─── MATERIALS PROVIDED ───
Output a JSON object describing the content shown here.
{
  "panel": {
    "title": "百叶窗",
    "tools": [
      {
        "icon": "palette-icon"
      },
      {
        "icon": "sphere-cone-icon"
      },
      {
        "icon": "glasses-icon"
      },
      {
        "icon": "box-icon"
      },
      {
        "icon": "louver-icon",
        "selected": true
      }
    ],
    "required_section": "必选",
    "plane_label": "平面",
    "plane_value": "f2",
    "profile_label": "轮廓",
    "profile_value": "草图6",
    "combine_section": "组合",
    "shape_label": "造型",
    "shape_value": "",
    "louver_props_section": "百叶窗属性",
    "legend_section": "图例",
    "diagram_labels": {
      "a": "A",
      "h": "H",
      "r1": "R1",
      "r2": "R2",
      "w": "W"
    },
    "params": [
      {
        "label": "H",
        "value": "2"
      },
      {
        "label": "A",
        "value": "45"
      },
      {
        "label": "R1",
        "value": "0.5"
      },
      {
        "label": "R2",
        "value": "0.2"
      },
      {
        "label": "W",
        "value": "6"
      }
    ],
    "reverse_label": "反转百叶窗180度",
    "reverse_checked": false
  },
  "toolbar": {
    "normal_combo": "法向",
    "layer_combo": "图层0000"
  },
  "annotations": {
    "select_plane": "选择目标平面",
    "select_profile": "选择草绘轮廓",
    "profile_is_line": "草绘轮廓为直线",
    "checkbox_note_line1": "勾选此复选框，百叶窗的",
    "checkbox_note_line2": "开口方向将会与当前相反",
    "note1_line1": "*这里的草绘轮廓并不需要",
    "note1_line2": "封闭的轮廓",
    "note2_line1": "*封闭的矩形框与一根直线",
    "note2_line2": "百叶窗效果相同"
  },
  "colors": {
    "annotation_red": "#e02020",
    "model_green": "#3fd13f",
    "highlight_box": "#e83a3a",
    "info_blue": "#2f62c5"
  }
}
───
### PROBLEM TO SOLVE
Make an exact copy of all the data.

### FINISHED ANSWER
Output a JSON object describing the content shown here.
{
  "panel": {
    "title": "百叶窗",
    "tools": [
      {
        "icon": "palette-icon"
      },
      {
        "icon": "sphere-cone-icon"
      },
      {
        "icon": "glasses-icon"
      },
      {
        "icon": "box-icon"
      },
      {
        "icon": "louver-icon",
        "selected": true
      }
    ],
    "required_section": "必选",
    "plane_label": "平面",
    "plane_value": "f2",
    "profile_label": "轮廓",
    "profile_value": "草图6",
    "combine_section": "组合",
    "shape_label": "造型",
    "shape_value": "",
    "louver_props_section": "百叶窗属性",
    "legend_section": "图例",
    "diagram_labels": {
      "a": "A",
      "h": "H",
      "r1": "R1",
      "r2": "R2",
      "w": "W"
    },
    "params": [
      {
        "label": "H",
        "value": "2"
      },
      {
        "label": "A",
        "value": "45"
      },
      {
        "label": "R1",
        "value": "0.5"
      },
      {
        "label": "R2",
        "value": "0.2"
      },
      {
        "label": "W",
        "value": "6"
      }
    ],
    "reverse_label": "反转百叶窗180度",
    "reverse_checked": false
  },
  "toolbar": {
    "normal_combo": "法向",
    "layer_combo": "图层0000"
  },
  "annotations": {
    "select_plane": "选择目标平面",
    "select_profile": "选择草绘轮廓",
    "profile_is_line": "草绘轮廓为直线",
    "checkbox_note_line1": "勾选此复选框，百叶窗的",
    "checkbox_note_line2": "开口方向将会与当前相反",
    "note1_line1": "*这里的草绘轮廓并不需要",
    "note1_line2": "封闭的轮廓",
    "note2_line1": "*封闭的矩形框与一根直线",
    "note2_line2": "百叶窗效果相同"
  },
  "colors": {
    "annotation_red": "#e02020",
    "model_green": "#3fd13f",
    "highlight_box": "#e83a3a",
    "info_blue": "#2f62c5"
  }
}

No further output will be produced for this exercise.